What the task asks - Compile every line that includes the word "beads".

Provided records -
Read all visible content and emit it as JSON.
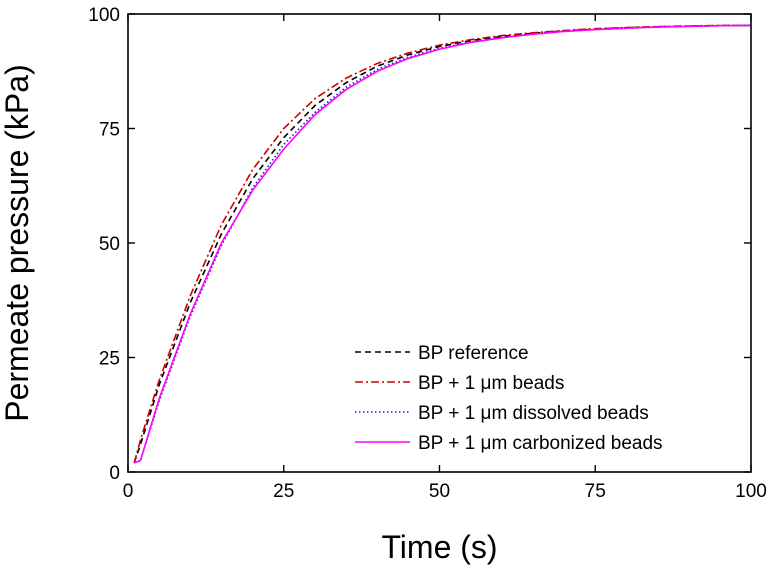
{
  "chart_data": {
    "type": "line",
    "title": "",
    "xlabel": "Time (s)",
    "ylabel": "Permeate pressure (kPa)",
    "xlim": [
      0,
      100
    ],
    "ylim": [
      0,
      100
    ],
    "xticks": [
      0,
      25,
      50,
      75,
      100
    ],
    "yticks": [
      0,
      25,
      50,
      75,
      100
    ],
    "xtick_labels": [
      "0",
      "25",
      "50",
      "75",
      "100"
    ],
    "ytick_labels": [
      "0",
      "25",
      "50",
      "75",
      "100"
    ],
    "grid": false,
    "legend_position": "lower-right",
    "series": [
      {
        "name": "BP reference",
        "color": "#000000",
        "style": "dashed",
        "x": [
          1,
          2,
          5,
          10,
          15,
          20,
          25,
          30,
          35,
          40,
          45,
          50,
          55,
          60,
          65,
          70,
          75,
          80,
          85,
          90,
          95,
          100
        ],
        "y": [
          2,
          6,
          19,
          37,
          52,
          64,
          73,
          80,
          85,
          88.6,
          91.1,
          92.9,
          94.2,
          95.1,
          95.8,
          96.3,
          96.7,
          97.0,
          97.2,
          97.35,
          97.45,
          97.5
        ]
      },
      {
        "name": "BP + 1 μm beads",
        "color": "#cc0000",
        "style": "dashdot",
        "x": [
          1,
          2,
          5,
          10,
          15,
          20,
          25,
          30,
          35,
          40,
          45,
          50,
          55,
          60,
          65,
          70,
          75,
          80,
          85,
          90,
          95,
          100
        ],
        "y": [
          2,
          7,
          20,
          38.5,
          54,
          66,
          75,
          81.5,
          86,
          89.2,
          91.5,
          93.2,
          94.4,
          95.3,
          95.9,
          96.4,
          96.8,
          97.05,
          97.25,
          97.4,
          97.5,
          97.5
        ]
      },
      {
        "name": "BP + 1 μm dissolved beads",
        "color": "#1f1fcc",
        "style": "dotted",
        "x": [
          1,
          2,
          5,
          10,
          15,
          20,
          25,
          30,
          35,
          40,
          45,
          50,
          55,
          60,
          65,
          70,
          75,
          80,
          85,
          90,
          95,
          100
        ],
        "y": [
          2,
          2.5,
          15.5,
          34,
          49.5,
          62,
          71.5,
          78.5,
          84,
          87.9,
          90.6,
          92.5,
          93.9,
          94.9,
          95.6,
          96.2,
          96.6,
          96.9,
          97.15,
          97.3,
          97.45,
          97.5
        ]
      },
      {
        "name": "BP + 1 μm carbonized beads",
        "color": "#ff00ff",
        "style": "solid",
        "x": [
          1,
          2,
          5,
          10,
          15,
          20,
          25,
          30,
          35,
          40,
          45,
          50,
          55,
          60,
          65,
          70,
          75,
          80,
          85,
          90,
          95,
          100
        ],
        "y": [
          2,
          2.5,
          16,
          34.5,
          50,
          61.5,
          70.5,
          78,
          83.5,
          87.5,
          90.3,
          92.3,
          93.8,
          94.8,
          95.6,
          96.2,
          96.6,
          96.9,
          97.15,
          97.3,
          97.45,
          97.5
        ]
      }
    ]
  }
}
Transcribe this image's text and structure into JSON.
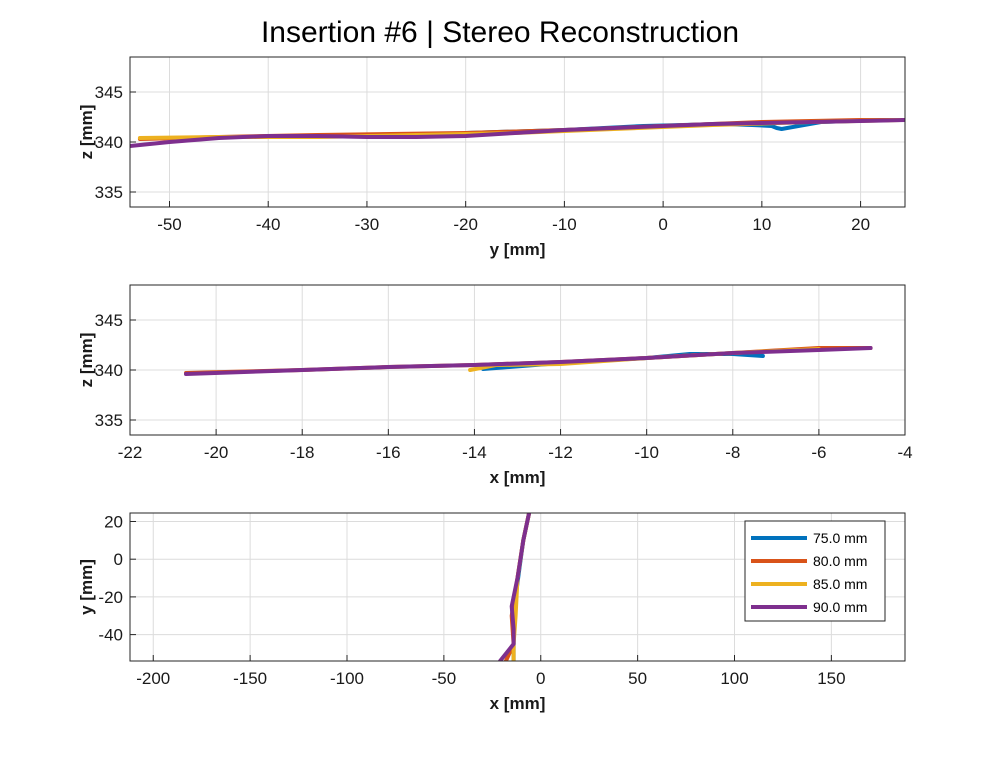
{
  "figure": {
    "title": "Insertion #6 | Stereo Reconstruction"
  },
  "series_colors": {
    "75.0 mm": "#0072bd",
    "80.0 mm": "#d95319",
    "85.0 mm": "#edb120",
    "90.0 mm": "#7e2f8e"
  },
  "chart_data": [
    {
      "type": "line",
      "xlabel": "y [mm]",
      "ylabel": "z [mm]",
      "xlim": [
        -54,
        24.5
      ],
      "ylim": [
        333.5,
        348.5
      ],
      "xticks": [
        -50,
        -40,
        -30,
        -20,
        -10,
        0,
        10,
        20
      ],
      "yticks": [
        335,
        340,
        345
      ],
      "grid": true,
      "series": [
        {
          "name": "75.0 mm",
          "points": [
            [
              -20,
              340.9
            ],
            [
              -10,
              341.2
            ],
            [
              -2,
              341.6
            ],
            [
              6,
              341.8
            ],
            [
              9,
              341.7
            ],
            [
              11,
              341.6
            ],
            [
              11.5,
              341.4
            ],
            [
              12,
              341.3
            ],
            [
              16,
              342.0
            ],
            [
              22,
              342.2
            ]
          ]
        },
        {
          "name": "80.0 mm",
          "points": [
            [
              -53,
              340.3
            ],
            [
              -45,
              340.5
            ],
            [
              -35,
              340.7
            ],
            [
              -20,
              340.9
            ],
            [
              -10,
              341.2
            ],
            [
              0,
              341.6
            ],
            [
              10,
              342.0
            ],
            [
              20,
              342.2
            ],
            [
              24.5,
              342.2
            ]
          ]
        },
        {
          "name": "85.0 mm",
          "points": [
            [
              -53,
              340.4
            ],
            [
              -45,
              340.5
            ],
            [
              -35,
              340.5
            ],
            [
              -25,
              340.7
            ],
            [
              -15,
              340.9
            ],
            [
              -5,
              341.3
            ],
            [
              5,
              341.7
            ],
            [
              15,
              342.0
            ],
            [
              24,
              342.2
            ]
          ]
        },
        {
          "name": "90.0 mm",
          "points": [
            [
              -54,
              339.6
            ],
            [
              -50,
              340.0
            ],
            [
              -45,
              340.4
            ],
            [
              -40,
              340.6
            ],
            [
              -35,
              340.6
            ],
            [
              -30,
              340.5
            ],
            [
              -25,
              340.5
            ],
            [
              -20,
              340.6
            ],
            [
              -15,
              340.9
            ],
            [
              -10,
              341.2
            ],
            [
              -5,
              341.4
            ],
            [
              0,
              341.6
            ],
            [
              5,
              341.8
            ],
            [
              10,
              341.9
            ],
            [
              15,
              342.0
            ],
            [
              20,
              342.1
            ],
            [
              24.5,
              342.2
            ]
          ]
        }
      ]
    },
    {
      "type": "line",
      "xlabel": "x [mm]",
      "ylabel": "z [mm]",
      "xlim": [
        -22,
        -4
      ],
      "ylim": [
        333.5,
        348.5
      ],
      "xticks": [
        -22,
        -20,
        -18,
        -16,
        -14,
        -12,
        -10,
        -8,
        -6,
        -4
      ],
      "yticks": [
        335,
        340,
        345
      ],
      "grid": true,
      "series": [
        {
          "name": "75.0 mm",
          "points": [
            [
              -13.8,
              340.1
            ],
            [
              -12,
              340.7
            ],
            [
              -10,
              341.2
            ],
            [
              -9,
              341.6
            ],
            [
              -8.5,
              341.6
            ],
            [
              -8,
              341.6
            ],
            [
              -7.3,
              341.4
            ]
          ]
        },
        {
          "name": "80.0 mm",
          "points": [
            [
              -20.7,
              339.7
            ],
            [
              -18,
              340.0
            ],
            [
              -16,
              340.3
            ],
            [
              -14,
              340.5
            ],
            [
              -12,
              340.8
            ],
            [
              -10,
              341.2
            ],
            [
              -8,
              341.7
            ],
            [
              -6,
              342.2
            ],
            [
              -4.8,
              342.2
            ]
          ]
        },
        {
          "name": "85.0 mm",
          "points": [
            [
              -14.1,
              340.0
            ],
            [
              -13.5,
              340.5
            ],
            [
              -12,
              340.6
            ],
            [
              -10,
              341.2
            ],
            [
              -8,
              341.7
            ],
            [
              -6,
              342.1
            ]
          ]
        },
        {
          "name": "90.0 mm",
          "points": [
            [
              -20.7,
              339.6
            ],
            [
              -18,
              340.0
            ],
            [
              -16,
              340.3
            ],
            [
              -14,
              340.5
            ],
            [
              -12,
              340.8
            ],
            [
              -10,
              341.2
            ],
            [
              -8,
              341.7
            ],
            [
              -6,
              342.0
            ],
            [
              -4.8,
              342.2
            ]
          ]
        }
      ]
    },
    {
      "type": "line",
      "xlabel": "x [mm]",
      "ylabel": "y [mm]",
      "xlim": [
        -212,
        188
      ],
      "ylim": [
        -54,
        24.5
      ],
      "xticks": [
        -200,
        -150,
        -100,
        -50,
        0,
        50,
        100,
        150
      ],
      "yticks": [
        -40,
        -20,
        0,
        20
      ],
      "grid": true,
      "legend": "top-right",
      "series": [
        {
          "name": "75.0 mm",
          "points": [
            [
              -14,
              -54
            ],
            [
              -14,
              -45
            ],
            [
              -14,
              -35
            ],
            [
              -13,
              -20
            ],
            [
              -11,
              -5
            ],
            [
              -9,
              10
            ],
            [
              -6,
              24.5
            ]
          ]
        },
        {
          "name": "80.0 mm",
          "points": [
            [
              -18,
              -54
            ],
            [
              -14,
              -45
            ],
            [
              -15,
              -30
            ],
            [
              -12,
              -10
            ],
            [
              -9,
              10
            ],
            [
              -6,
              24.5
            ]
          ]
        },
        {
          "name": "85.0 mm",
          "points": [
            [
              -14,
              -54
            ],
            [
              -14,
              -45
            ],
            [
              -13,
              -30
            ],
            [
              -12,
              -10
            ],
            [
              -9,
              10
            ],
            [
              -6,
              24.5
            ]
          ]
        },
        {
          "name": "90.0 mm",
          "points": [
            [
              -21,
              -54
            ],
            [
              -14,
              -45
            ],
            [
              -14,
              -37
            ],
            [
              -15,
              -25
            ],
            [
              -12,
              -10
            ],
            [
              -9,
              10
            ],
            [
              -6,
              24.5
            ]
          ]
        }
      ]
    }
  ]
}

Response -
        "name": "BP + 1 μm beads",
        "name": "BP + 1 μm dissolved beads",
        "name": "BP + 1 μm carbonized beads",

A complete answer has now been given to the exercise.